§ Your tasks:
**A.** List every vibration signal that the passage on polyphosphate signals in the coating samples assigns to APP, each with its approximate wavenumber.
**B.** Extend the passage on polyphosphate signals in the coating samples, picking up after its final sentence.

--- start of Selection ---

Signals associated with polyphosphate salts and, possibly, their degradation products are also detected in several samples: for APP, these include the asymmetric stretching vibration of N-H in NH₄⁺ at ca. 3250 cm⁻¹, asymmetric deformation vibration of N-H in NH₄⁺ ca. 1450 cm⁻¹, symmetric deformation vibration of N-H in NH₄⁺ ca. 1260 cm⁻¹, asymmetric stretching vibration of P=O in PO₄³⁻ ca. 1095 cm⁻¹, symmetric stretching vibration of P=O in PO₄³⁻ ca. 908 cm⁻¹ [24]. We have attributed the signal ca. 1680 cm⁻¹ to the N-H bending signal of MPP [25], though basing the characterization on a single band in this complex mixture is difficult. A strong and broad deformation in the baseline ca. 2360 cm⁻¹ was detected in many samples and is associated with the P-H stretching mode (Figure 8, Figures S2 and S6 in the Supplementary Information) [26]. Based on the FTIR spectra, we are unable to make an absolute determination of the polyphosphate salt(s) that has been used in the IFR coating. The complex mixtures of materials and potential shifts in band wavenumber due to their complexation or degradation merit further research. However, the combination of characteristic signals listed above, the large quantity of phosphate detected in the SEM-EDX and Py-GCMS data confirms the presence of a polyphosphate compound. APP and MPP may both be present, along with ethylenediamine phosphate (see Section 3.4) further supporting the hypothesis that different IFR coatings have been applied to the sculptures over time (e.g., originally and during the restoration campaigns).

--- end of Selection ---
--- start of Data ---

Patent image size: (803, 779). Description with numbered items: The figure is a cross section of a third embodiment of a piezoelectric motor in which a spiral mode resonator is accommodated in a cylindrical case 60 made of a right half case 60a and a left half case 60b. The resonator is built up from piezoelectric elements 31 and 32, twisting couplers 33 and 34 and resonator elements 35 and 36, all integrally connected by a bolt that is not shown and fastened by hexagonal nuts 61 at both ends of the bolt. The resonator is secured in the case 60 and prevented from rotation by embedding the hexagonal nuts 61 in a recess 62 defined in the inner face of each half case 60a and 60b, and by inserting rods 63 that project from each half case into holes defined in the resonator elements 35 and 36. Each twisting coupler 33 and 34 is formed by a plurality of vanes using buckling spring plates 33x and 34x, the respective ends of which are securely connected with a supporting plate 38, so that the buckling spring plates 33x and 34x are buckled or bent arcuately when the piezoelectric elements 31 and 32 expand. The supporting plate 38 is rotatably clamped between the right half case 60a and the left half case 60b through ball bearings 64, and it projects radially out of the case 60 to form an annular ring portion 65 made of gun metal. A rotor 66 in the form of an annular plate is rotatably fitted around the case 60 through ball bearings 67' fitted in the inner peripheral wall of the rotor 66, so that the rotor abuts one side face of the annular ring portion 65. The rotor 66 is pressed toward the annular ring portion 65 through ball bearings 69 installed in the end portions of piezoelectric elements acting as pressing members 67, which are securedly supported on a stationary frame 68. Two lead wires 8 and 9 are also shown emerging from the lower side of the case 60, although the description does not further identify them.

--- end of Data ---
--- start of Data ---

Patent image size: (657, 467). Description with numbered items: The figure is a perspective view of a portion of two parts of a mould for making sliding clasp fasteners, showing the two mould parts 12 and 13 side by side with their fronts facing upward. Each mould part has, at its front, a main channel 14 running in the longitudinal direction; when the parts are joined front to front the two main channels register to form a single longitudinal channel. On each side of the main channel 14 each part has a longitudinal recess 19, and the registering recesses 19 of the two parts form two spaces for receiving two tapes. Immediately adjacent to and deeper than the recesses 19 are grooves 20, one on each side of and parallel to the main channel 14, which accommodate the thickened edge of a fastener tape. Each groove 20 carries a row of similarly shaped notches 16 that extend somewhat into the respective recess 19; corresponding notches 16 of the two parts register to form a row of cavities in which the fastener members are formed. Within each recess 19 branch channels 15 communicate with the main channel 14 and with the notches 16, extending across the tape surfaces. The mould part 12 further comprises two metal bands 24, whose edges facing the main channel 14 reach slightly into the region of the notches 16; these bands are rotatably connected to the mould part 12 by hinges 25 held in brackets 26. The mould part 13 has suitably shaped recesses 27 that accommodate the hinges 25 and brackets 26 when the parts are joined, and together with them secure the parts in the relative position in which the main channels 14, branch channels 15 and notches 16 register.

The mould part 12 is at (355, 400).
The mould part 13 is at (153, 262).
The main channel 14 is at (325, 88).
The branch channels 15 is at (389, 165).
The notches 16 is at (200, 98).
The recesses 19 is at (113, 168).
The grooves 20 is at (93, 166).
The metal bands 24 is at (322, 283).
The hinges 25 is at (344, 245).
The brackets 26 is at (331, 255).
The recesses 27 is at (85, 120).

--- end of Data ---
--- start of Data ---

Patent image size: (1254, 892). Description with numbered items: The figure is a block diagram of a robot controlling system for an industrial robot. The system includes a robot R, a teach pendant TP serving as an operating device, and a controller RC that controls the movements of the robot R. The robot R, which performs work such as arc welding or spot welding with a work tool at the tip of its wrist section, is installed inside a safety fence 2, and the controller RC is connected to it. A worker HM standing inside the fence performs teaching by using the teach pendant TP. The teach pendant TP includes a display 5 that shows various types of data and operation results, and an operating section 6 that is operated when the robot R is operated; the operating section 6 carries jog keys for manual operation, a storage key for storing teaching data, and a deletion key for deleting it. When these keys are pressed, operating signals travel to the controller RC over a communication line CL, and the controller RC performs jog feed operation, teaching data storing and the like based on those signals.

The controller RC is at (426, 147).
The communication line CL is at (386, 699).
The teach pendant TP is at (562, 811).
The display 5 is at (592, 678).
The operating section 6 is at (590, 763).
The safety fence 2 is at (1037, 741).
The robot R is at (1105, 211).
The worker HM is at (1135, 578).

--- end of Data ---

§ Answers:
**A.**
- Asymmetric stretching vibration of N-H in NH₄⁺, ca. 3250 cm⁻¹
- Asymmetric deformation vibration of N-H in NH₄⁺, ca. 1450 cm⁻¹
- Symmetric deformation vibration of N-H in NH₄⁺, ca. 1260 cm⁻¹
- Asymmetric stretching vibration of P=O in PO₄³⁻, ca. 1095 cm⁻¹
- Symmetric stretching vibration of P=O in PO₄³⁻, ca. 908 cm⁻¹

**B.**
Though not ubiquitous, kaolinite clay, calcium and magnesium carbonates, and titanium dioxide can be noted throughout the samples. Though chlorine noted in the SEM-EDX results is assumed to be associated with chlorinated paraffin; the sharp C-H stretching vibration bands associated with wax were not noted in the FTIR spectra from these samples, indicating either a low proportion of this additive in the paint samples or chlorine’s association with other salts. The wooden substrates in the sculptures contain a formaldehyde-based resin wood glue. Two epoxy curing agents were detected in the samples—one based on poly(styrene) resin and the other with absorption signals similar to dicyandiamide (N-C≡N stretching ca 2210 and 2160 cm⁻¹). We detected a natural resin varnish (shellac is suggested by its pale orange fluorescence) on samples from Frieze of the Apostles and Grapes and Wheat Lintel, in agreement with previous observations [27]. In addition, samples obtained from the stained areas of the sculptures showed absorption signals associated with terpenic resins (polymers of low molecular weight hydrocarbons such as beta-pinene) [28]. Data associated with these findings can be found in Figures S3 and S4 in the Supplementary Information.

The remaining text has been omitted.